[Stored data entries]
::::

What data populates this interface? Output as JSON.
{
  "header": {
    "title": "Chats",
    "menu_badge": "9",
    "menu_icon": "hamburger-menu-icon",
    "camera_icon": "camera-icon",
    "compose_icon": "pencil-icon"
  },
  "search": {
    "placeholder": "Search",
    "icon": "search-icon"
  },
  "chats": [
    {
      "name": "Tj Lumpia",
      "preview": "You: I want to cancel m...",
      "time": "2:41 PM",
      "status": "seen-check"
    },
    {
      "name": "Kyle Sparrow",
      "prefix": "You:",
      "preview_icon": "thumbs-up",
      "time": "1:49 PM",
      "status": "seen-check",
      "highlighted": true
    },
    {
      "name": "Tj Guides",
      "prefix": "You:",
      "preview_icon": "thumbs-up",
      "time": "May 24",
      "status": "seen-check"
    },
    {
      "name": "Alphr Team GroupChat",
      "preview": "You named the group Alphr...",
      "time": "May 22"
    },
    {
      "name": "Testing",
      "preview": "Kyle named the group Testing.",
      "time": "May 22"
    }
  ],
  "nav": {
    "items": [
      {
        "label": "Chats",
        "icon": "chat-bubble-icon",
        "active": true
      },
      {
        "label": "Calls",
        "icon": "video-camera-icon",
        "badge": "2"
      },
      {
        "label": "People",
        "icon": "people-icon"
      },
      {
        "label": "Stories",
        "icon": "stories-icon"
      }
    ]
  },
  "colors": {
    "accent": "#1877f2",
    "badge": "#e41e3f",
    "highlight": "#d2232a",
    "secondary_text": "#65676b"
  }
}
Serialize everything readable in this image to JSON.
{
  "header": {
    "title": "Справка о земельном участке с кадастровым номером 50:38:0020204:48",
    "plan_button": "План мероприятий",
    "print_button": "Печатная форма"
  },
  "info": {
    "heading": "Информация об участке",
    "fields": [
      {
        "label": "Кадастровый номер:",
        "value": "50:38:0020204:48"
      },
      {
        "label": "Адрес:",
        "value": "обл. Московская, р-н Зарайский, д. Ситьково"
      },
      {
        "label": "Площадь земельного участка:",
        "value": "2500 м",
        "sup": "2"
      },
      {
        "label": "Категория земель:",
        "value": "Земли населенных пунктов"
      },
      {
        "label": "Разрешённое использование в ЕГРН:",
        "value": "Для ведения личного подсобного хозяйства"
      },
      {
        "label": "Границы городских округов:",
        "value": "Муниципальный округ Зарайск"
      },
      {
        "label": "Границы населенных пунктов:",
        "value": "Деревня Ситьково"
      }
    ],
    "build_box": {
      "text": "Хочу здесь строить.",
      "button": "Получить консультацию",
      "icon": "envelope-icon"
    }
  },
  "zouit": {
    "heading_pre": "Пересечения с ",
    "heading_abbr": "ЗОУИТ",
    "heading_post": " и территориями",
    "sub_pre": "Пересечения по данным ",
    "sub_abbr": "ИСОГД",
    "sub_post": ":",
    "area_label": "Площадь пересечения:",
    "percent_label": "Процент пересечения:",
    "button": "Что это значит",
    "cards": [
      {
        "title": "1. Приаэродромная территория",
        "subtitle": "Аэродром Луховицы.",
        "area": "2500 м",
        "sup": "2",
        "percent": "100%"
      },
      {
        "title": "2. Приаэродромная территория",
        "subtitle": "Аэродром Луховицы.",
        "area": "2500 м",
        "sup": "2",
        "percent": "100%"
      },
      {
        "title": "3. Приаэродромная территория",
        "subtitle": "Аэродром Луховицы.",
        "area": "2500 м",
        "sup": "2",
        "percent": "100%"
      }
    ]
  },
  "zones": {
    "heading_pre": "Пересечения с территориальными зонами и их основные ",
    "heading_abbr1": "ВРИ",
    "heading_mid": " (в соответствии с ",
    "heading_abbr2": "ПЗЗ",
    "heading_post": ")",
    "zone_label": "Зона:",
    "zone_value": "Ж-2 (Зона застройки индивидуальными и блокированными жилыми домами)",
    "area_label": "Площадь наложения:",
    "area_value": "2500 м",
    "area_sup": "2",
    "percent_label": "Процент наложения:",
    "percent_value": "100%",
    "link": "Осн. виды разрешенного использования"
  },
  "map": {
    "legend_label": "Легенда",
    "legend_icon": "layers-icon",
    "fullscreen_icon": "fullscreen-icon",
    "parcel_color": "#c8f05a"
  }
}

::::

Give every line of the material again, exactly as it reads.

▸ **Solved exercise**
What data populates this interface? Output as JSON.
{
  "header": {
    "title": "Chats",
    "menu_badge": "9",
    "menu_icon": "hamburger-menu-icon",
    "camera_icon": "camera-icon",
    "compose_icon": "pencil-icon"
  },
  "search": {
    "placeholder": "Search",
    "icon": "search-icon"
  },
  "chats": [
    {
      "name": "Tj Lumpia",
      "preview": "You: I want to cancel m...",
      "time": "2:41 PM",
      "status": "seen-check"
    },
    {
      "name": "Kyle Sparrow",
      "prefix": "You:",
      "preview_icon": "thumbs-up",
      "time": "1:49 PM",
      "status": "seen-check",
      "highlighted": true
    },
    {
      "name": "Tj Guides",
      "prefix": "You:",
      "preview_icon": "thumbs-up",
      "time": "May 24",
      "status": "seen-check"
    },
    {
      "name": "Alphr Team GroupChat",
      "preview": "You named the group Alphr...",
      "time": "May 22"
    },
    {
      "name": "Testing",
      "preview": "Kyle named the group Testing.",
      "time": "May 22"
    }
  ],
  "nav": {
    "items": [
      {
        "label": "Chats",
        "icon": "chat-bubble-icon",
        "active": true
      },
      {
        "label": "Calls",
        "icon": "video-camera-icon",
        "badge": "2"
      },
      {
        "label": "People",
        "icon": "people-icon"
      },
      {
        "label": "Stories",
        "icon": "stories-icon"
      }
    ]
  },
  "colors": {
    "accent": "#1877f2",
    "badge": "#e41e3f",
    "highlight": "#d2232a",
    "secondary_text": "#65676b"
  }
}
Serialize everything readable in this image to JSON.
{
  "header": {
    "title": "Справка о земельном участке с кадастровым номером 50:38:0020204:48",
    "plan_button": "План мероприятий",
    "print_button": "Печатная форма"
  },
  "info": {
    "heading": "Информация об участке",
    "fields": [
      {
        "label": "Кадастровый номер:",
        "value": "50:38:0020204:48"
      },
      {
        "label": "Адрес:",
        "value": "обл. Московская, р-н Зарайский, д. Ситьково"
      },
      {
        "label": "Площадь земельного участка:",
        "value": "2500 м",
        "sup": "2"
      },
      {
        "label": "Категория земель:",
        "value": "Земли населенных пунктов"
      },
      {
        "label": "Разрешённое использование в ЕГРН:",
        "value": "Для ведения личного подсобного хозяйства"
      },
      {
        "label": "Границы городских округов:",
        "value": "Муниципальный округ Зарайск"
      },
      {
        "label": "Границы населенных пунктов:",
        "value": "Деревня Ситьково"
      }
    ],
    "build_box": {
      "text": "Хочу здесь строить.",
      "button": "Получить консультацию",
      "icon": "envelope-icon"
    }
  },
  "zouit": {
    "heading_pre": "Пересечения с ",
    "heading_abbr": "ЗОУИТ",
    "heading_post": " и территориями",
    "sub_pre": "Пересечения по данным ",
    "sub_abbr": "ИСОГД",
    "sub_post": ":",
    "area_label": "Площадь пересечения:",
    "percent_label": "Процент пересечения:",
    "button": "Что это значит",
    "cards": [
      {
        "title": "1. Приаэродромная территория",
        "subtitle": "Аэродром Луховицы.",
        "area": "2500 м",
        "sup": "2",
        "percent": "100%"
      },
      {
        "title": "2. Приаэродромная территория",
        "subtitle": "Аэродром Луховицы.",
        "area": "2500 м",
        "sup": "2",
        "percent": "100%"
      },
      {
        "title": "3. Приаэродромная территория",
        "subtitle": "Аэродром Луховицы.",
        "area": "2500 м",
        "sup": "2",
        "percent": "100%"
      }
    ]
  },
  "zones": {
    "heading_pre": "Пересечения с территориальными зонами и их основные ",
    "heading_abbr1": "ВРИ",
    "heading_mid": " (в соответствии с ",
    "heading_abbr2": "ПЗЗ",
    "heading_post": ")",
    "zone_label": "Зона:",
    "zone_value": "Ж-2 (Зона застройки индивидуальными и блокированными жилыми домами)",
    "area_label": "Площадь наложения:",
    "area_value": "2500 м",
    "area_sup": "2",
    "percent_label": "Процент наложения:",
    "percent_value": "100%",
    "link": "Осн. виды разрешенного использования"
  },
  "map": {
    "legend_label": "Легенда",
    "legend_icon": "layers-icon",
    "fullscreen_icon": "fullscreen-icon",
    "parcel_color": "#c8f05a"
  }
}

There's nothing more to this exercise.